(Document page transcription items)

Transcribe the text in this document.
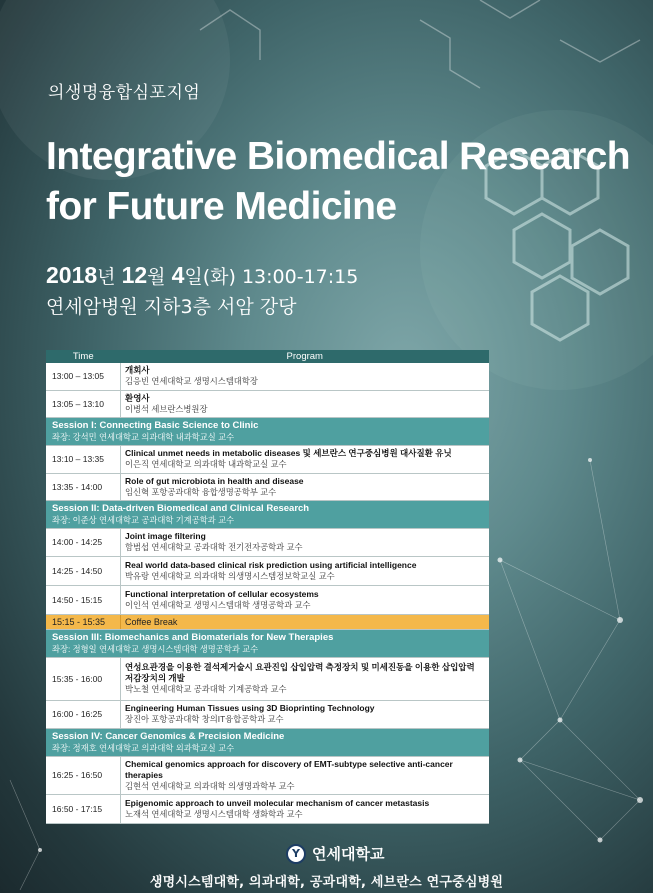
의생명융합심포지엄
Integrative Biomedical Research
for Future Medicine
2018년 12월 4일(화) 13:00-17:15
연세암병원 지하3층 서암 강당
Time	Program
13:00 – 13:05	개회사
김응빈 연세대학교 생명시스템대학장

13:05 – 13:10	환영사
이병석 세브란스병원장

Session I: Connecting Basic Science to Clinic
좌장: 강석민 연세대학교 의과대학 내과학교실 교수	

13:10 – 13:35	Clinical unmet needs in metabolic diseases 및 세브란스 연구중심병원 대사질환 유닛
이은직 연세대학교 의과대학 내과학교실 교수

13:35 - 14:00	Role of gut microbiota in health and disease
임신혁 포항공과대학 융합생명공학부 교수

Session II: Data-driven Biomedical and Clinical Research
좌장: 이준상 연세대학교 공과대학 기계공학과 교수	

14:00 - 14:25	Joint image filtering
함범섭 연세대학교 공과대학 전기전자공학과 교수

14:25 - 14:50	Real world data-based clinical risk prediction using artificial intelligence
박유랑 연세대학교 의과대학 의생명시스템정보학교실 교수

14:50 - 15:15	Functional interpretation of cellular ecosystems
이인석 연세대학교 생명시스템대학 생명공학과 교수

15:15 - 15:35	Coffee Break

Session III: Biomechanics and Biomaterials for New Therapies
좌장: 정형일 연세대학교 생명시스템대학 생명공학과 교수	

15:35 - 16:00	연성요관경을 이용한 결석제거술시 요관진입 삽입압력 측정장치 및 미세진동을 이용한 삽입압력 저감장치의 개발
박노철 연세대학교 공과대학 기계공학과 교수

16:00 - 16:25	Engineering Human Tissues using 3D Bioprinting Technology
장진아 포항공과대학 창의IT융합공학과 교수

Session IV: Cancer Genomics & Precision Medicine
좌장: 정재호 연세대학교 의과대학 외과학교실 교수	

16:25 - 16:50	Chemical genomics approach for discovery of EMT-subtype selective anti-cancer therapies
김현석 연세대학교 의과대학 의생명과학부 교수

16:50 - 17:15	Epigenomic approach to unveil molecular mechanism of cancer metastasis
노재석 연세대학교 생명시스템대학 생화학과 교수
Y 연세대학교
생명시스템대학, 의과대학, 공과대학, 세브란스 연구중심병원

**PROBLEM DETAILS:** Copy each line above that contains the string "approach".

**SOLVED EXERCISE:**
16:25 - 16:50	Chemical genomics approach for discovery of EMT-subtype selective anti-cancer therapies
16:50 - 17:15	Epigenomic approach to unveil molecular mechanism of cancer metastasis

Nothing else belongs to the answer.